• **What is expected**:
Filter the data below for the string "Vapor" and copy each matching line.

• **Entries**:

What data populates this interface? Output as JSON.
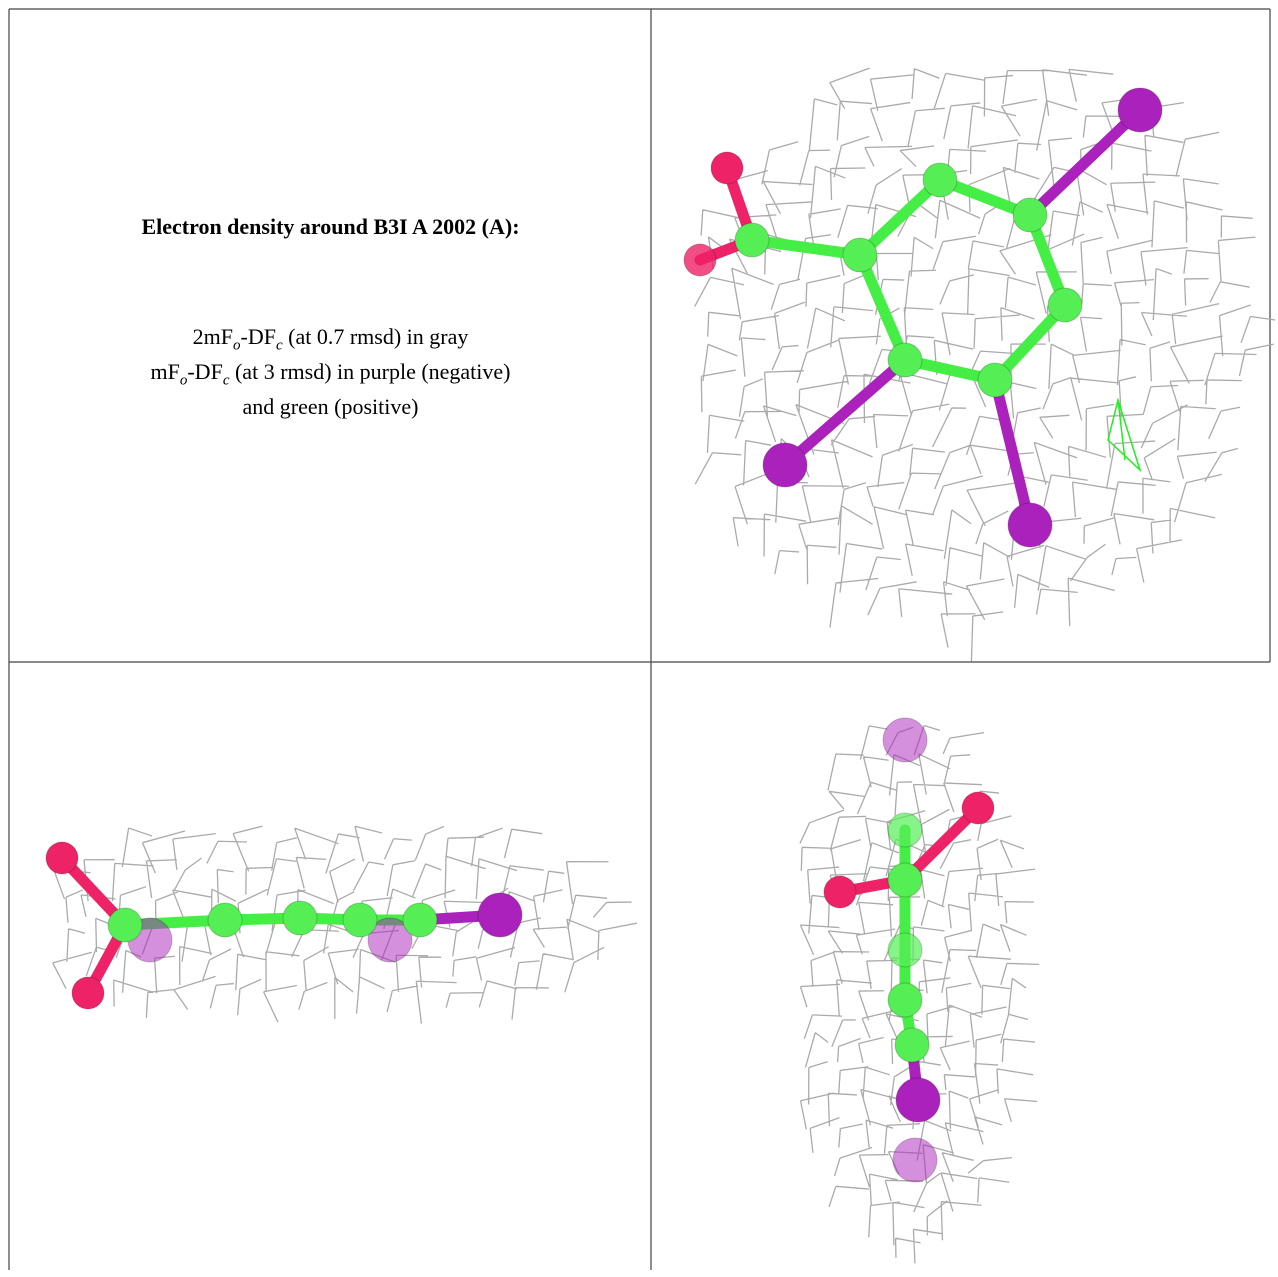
{
  "caption": {
    "title": "Electron density around B3I A 2002 (A):",
    "lines": [
      [
        "2mF",
        "o",
        "-DF",
        "c",
        " (at 0.7 rmsd) in gray"
      ],
      [
        "mF",
        "o",
        "-DF",
        "c",
        " (at 3 rmsd) in purple (negative)"
      ],
      [
        "and green (positive)"
      ]
    ]
  }
}
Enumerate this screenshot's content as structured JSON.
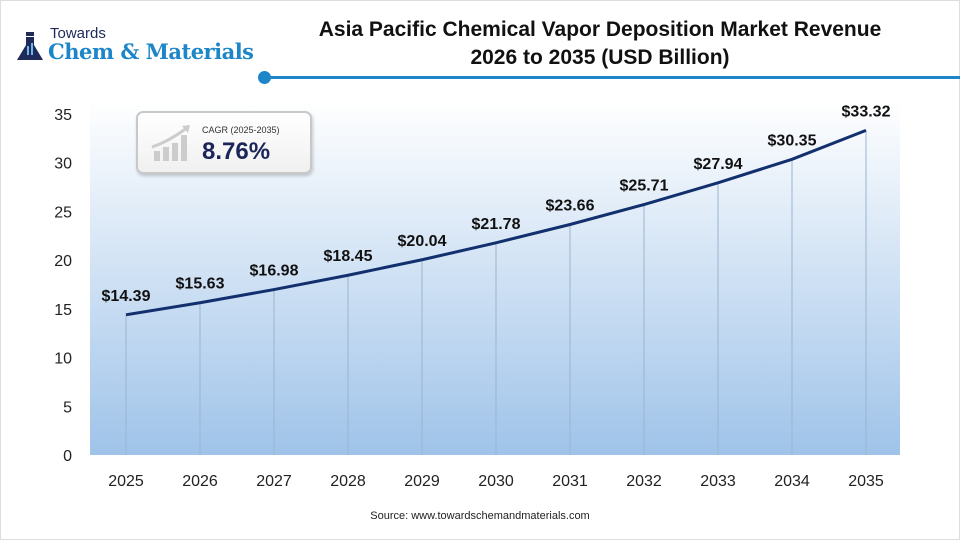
{
  "logo": {
    "top": "Towards",
    "main": "Chem & Materials"
  },
  "title_line1": "Asia Pacific Chemical Vapor Deposition Market Revenue",
  "title_line2": "2026 to 2035 (USD Billion)",
  "cagr": {
    "label": "CAGR (2025-2035)",
    "value": "8.76%"
  },
  "source": "Source: www.towardschemandmaterials.com",
  "colors": {
    "line": "#12306e",
    "accent": "#1d86c8",
    "fill_bottom": "#9fc3e9"
  },
  "chart_data": {
    "type": "line",
    "title": "Asia Pacific Chemical Vapor Deposition Market Revenue 2026 to 2035 (USD Billion)",
    "categories": [
      "2025",
      "2026",
      "2027",
      "2028",
      "2029",
      "2030",
      "2031",
      "2032",
      "2033",
      "2034",
      "2035"
    ],
    "values": [
      14.39,
      15.63,
      16.98,
      18.45,
      20.04,
      21.78,
      23.66,
      25.71,
      27.94,
      30.35,
      33.32
    ],
    "data_labels": [
      "$14.39",
      "$15.63",
      "$16.98",
      "$18.45",
      "$20.04",
      "$21.78",
      "$23.66",
      "$25.71",
      "$27.94",
      "$30.35",
      "$33.32"
    ],
    "yticks": [
      0,
      5,
      10,
      15,
      20,
      25,
      30,
      35
    ],
    "ylim": [
      0,
      35
    ],
    "grid": "vertical",
    "legend": "none"
  }
}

• **Solution to the exercise**:
  "title_line1": "Asia Pacific Chemical Vapor Deposition Market Revenue",
    "title": "Asia Pacific Chemical Vapor Deposition Market Revenue 2026 to 2035 (USD Billion)",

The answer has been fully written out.